Begin GIVEN DATA

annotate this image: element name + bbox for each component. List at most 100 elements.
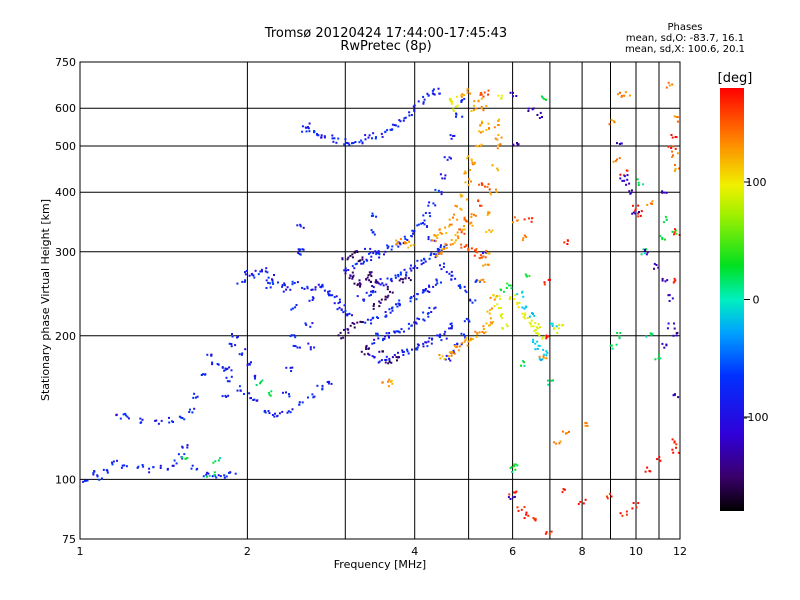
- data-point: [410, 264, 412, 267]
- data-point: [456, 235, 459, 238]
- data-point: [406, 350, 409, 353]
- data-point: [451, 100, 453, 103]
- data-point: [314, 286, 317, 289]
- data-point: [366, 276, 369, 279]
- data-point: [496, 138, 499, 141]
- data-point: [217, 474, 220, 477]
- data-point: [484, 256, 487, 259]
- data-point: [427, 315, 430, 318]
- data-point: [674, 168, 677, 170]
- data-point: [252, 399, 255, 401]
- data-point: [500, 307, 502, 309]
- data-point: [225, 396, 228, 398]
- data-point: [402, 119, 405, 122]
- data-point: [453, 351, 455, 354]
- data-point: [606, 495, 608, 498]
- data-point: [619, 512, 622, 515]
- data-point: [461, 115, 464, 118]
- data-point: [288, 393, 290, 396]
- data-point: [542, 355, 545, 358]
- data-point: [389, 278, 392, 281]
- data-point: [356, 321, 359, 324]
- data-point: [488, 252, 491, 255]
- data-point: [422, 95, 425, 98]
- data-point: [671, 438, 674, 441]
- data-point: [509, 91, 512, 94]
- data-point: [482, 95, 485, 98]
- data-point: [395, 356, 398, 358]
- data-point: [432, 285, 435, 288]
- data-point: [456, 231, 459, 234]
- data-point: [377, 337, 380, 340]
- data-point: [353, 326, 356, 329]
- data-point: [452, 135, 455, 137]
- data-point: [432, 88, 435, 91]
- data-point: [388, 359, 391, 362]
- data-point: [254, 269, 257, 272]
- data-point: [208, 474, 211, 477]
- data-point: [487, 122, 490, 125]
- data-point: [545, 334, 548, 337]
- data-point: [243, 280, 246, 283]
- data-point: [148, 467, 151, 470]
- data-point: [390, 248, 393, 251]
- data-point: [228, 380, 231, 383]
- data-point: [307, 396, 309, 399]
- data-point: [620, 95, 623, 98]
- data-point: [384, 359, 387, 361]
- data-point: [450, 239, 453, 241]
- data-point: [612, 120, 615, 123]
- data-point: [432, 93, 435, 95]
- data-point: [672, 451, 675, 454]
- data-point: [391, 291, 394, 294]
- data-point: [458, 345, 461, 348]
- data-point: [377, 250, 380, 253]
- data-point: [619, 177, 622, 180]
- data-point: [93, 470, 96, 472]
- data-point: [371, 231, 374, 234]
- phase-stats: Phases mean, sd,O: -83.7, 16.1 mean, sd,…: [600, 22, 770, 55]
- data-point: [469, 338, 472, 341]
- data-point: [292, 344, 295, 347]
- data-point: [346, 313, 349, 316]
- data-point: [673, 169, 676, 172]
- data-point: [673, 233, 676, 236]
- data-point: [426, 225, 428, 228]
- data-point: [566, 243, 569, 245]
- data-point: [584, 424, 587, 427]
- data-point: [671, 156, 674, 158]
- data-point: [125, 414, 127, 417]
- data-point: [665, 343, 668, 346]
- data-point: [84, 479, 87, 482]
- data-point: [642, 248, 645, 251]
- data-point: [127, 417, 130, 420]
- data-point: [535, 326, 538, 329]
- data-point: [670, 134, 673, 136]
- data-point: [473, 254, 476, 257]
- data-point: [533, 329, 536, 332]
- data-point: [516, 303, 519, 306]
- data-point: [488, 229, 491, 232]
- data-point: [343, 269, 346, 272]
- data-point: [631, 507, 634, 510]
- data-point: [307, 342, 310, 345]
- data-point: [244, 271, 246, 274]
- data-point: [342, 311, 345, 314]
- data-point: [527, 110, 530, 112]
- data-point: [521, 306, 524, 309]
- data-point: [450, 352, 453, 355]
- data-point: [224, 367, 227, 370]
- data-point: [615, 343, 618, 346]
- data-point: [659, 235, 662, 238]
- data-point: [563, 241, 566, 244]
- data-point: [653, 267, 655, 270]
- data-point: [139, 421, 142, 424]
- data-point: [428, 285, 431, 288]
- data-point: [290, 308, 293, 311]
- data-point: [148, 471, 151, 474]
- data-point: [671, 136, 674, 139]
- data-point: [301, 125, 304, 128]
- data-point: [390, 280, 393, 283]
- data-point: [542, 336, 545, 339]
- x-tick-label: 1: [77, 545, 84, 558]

End GIVEN DATA
Begin GIVEN DATA

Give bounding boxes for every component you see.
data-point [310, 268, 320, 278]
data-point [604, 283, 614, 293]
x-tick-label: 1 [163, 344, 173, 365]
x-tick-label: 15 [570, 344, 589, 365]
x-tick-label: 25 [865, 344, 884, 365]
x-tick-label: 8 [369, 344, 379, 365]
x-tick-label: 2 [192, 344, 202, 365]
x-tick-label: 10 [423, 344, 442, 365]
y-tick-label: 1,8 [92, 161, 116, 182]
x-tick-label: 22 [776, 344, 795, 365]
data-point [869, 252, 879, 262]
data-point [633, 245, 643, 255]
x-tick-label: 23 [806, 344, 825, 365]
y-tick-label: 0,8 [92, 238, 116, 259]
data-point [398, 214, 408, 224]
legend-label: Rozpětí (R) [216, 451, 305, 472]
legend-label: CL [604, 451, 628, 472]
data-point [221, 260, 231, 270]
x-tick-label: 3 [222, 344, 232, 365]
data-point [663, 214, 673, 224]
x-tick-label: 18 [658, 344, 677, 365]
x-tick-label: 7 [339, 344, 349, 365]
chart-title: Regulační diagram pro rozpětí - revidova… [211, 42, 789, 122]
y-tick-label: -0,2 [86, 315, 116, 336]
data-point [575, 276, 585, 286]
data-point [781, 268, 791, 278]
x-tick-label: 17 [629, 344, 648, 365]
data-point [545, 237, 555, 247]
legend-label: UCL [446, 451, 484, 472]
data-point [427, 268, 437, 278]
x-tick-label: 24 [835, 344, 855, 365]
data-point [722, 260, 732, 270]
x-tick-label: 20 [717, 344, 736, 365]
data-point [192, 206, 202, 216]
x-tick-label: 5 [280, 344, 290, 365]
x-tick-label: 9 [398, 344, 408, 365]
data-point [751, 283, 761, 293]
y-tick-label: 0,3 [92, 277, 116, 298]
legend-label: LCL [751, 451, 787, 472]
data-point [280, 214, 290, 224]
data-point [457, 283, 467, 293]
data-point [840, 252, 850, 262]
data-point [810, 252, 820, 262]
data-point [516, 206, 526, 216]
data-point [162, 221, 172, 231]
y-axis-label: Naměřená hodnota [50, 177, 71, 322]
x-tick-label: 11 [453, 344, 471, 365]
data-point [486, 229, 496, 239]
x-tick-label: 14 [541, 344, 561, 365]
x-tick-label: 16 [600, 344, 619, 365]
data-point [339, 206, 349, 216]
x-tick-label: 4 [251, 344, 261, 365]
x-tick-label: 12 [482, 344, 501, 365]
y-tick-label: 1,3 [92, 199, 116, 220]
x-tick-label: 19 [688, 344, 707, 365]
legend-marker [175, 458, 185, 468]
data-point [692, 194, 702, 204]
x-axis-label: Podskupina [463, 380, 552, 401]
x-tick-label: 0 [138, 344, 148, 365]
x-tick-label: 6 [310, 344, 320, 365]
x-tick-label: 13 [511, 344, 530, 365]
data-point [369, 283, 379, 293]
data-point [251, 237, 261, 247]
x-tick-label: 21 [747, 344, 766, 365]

End GIVEN DATA

* _PROMPT_: Render everything from the line that contains "Give bounding boxes" down to the line that contains "x-tick-label: 10 [423, 344, 442, 365]" as a Markdown table with the columns Row and Line, numbering each line and skipping any blank ones.

* _OUTPUT OF THE EXERCISE_:
| Row | Line |
|---|---|
| 1 | Give bounding boxes for every component you see. |
| 2 | data-point [310, 268, 320, 278] |
| 3 | data-point [604, 283, 614, 293] |
| 4 | x-tick-label: 1 [163, 344, 173, 365] |
| 5 | x-tick-label: 15 [570, 344, 589, 365] |
| 6 | x-tick-label: 25 [865, 344, 884, 365] |
| 7 | x-tick-label: 8 [369, 344, 379, 365] |
| 8 | x-tick-label: 2 [192, 344, 202, 365] |
| 9 | x-tick-label: 10 [423, 344, 442, 365] |